* _What needs to be done_: Locate all lines with the word "window". Copy them.

* _Data to process_:
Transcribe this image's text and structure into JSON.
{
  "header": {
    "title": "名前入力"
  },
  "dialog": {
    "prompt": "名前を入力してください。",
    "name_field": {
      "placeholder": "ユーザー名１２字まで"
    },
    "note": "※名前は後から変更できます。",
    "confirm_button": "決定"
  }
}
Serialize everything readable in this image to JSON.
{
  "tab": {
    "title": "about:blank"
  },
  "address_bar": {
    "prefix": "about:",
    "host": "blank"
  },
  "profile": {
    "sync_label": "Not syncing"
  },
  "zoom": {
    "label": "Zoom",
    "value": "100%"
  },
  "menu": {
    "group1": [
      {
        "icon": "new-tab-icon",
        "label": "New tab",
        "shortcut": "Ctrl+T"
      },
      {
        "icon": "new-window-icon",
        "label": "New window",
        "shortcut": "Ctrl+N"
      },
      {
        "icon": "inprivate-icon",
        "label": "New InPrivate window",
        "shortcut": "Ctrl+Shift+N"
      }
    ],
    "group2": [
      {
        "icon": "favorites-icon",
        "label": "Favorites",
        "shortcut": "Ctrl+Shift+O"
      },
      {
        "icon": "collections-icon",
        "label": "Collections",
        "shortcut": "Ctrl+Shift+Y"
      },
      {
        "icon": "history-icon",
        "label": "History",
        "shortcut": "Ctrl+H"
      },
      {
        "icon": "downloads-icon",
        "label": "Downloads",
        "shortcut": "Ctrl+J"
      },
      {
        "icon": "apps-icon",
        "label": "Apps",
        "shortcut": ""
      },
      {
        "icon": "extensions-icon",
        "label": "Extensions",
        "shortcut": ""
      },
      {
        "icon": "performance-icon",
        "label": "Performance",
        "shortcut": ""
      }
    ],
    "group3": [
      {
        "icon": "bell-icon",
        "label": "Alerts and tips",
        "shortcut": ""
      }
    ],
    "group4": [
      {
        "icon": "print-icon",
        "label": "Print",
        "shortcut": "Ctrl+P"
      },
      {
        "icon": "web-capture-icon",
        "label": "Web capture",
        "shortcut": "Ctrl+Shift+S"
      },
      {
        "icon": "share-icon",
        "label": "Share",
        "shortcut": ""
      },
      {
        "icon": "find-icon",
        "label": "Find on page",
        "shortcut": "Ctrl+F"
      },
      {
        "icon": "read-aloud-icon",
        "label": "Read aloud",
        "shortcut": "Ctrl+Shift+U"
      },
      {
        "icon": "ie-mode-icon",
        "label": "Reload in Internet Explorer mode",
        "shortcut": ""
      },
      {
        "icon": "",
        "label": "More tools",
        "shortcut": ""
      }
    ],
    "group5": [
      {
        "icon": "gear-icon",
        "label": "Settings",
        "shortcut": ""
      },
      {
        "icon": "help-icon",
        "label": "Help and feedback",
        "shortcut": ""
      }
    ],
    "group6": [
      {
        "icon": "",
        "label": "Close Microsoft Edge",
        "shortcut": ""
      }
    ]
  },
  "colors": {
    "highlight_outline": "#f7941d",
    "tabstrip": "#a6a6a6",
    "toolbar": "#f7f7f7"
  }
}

* _Response to the exercise_:
        "icon": "new-window-icon",
        "label": "New window",
        "label": "New InPrivate window",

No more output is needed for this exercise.